▶ **SELECTED EXTRACT**:
begin
Last fall we discussed our journey to 1 billion chat messages stored and how we used Elasticsearch to get there. By April we’d already surpassed 2 billion messages and our growth rate only continues to increase. Unfortunately all this growth has highlighted flaws in our initial Elasticsearch setup.

When we first migrated to Elasticsearch we were under time pressure from a dying CouchDB architecture and did not have the time to evaluate as many design options as we would have liked. In the end we chose a model that was easy to roll out but did not have great performance. In the graph below you can see that requests to load uncached history could take many seconds:

Average response times between 500ms-1000ms with spikes as high as 6000ms!

Identifying our problem

Obviously taking this long to fetch data is not acceptable, so we started investigating.

Hipchat Y U SO SLOW

What we found was a simple problem that had been compounded by the sheer data size we were now working with. With CouchDB we had stored our datetime field as a string and built views around it to do efficient range queries; something it did very well and with little memory usage.

So why did this cause such a performance problem for Elasticsearch?

Well, an old and incorrect design decision resulted in us storing datetime values in a way that was close to ISO 8601, but not entirely the same. This custom format posed no problem for CouchDB as it treated it as any other sortable string.
end
▶ **SHORT PROBLEM**:
Go on with the Elasticsearch performance write-up, starting right after its last sentence. The items that come after this text have no connection to it.

▶ **RAW RECORDS**:
begin
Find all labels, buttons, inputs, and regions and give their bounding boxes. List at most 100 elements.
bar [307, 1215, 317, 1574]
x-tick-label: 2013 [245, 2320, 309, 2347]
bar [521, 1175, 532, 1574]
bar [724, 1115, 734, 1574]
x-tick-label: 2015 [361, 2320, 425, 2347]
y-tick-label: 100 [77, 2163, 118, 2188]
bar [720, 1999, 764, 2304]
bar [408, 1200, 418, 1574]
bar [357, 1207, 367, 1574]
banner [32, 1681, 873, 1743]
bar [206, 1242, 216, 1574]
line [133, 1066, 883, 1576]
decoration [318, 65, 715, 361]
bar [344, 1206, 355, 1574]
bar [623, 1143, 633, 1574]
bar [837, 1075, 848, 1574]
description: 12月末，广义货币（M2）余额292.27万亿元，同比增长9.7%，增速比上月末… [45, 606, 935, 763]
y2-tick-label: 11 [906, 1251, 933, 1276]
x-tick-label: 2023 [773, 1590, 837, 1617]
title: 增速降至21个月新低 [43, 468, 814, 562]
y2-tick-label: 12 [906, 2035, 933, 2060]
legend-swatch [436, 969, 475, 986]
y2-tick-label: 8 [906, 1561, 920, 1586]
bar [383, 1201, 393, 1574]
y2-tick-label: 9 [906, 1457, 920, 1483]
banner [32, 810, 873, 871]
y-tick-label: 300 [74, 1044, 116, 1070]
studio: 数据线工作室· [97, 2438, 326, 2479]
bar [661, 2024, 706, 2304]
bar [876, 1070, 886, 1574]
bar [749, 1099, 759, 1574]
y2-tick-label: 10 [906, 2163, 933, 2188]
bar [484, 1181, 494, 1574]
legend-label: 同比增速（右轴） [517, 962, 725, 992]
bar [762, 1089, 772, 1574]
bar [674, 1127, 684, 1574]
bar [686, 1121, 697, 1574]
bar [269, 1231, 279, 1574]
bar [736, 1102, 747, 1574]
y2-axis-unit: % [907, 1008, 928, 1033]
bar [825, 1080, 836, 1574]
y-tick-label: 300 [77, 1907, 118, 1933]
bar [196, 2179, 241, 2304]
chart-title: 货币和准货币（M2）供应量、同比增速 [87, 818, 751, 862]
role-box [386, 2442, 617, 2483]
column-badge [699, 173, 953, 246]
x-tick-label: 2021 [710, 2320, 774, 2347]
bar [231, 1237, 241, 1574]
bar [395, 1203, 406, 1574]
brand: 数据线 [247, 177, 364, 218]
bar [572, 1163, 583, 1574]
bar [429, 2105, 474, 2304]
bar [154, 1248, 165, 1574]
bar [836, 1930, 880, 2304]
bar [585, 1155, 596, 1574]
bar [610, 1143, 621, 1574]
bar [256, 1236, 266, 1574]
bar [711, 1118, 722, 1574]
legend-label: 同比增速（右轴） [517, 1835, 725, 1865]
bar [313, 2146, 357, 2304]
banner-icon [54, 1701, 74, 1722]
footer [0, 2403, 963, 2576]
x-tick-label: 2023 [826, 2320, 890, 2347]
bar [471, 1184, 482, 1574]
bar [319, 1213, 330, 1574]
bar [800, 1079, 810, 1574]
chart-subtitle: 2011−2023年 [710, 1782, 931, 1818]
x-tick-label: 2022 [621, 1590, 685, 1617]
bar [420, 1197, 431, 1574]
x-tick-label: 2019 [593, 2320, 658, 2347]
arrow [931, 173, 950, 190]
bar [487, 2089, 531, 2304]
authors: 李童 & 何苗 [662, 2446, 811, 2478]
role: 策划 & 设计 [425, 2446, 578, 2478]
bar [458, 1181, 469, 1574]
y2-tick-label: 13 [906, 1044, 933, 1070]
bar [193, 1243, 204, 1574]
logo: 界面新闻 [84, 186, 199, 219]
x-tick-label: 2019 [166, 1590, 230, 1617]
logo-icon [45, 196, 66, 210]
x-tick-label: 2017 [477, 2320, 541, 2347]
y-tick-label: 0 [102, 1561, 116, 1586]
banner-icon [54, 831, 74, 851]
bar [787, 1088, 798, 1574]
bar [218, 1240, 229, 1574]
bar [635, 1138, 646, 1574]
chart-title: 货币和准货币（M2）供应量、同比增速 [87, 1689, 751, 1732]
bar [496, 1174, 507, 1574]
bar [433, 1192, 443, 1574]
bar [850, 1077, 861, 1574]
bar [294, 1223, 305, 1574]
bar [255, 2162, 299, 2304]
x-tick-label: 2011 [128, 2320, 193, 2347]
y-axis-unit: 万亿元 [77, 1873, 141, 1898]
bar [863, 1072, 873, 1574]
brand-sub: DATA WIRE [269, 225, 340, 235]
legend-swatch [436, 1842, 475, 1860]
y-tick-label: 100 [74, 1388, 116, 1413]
end
▶ **EXPECTED OUTPUT**:
On the other hand, Elasticsearch keeps as much of your data in memory as possible, including the field you sort by. Since we were using these long datetime strings it needed much memory to store them: up to 18GB across our 16 nodes.

In addition, all of our in app history queries use a range filter so we can request history between two datetimes. For Elasticsearch to answer this query it had to load all the datetime fields from disk to memory for the query, compute the range, and then throw away the data it didn’t need.

As you can imagine, this resulted in high disk usage and cpu wait i/o;

But as we mentioned earlier, Elasticsearch stores this datetime field in memory, so why can’t it use that data (known as field data) instead of going to disk? It turns out that it can, but only if you are using a numeric range for your index, and we were using these custom datetime strings.

Kick off the reindexing!

Once we identified this problem we tweaked our index mapping so it would store our datetime field as a datetime type (with our custom format) so all new data would get stored correctly. We leveraged Elasticsearch’s ability to store a multi-field which meant we were able to keep our old string datetimes around for backwards compatibility. But what about the old data? Since Elasticsearch does not support mapping a change onto an old index, we’d need to reindex all of our old data to a new set of indices and create aliases for them. And since our cluster was under so much IO load during normal usage we needed to do this reindexing on nights and weekends when resources were available. There were around 100 indices to rebuild and the larger ones took up 12+ hours.

Elasticsearch helped this process by providing helper methods in their client library to assist in our reindexing. We also built a custom script around their Python client to automate the process and ensure we caused no downtime or lost data. We hope to share this script in the future.

The fruits of our labor

Once we finished reindexing we switched our query to use numeric_ranges and the results were well worth the work:

Going from 1-5s to sub-200ms queries (and data transfer)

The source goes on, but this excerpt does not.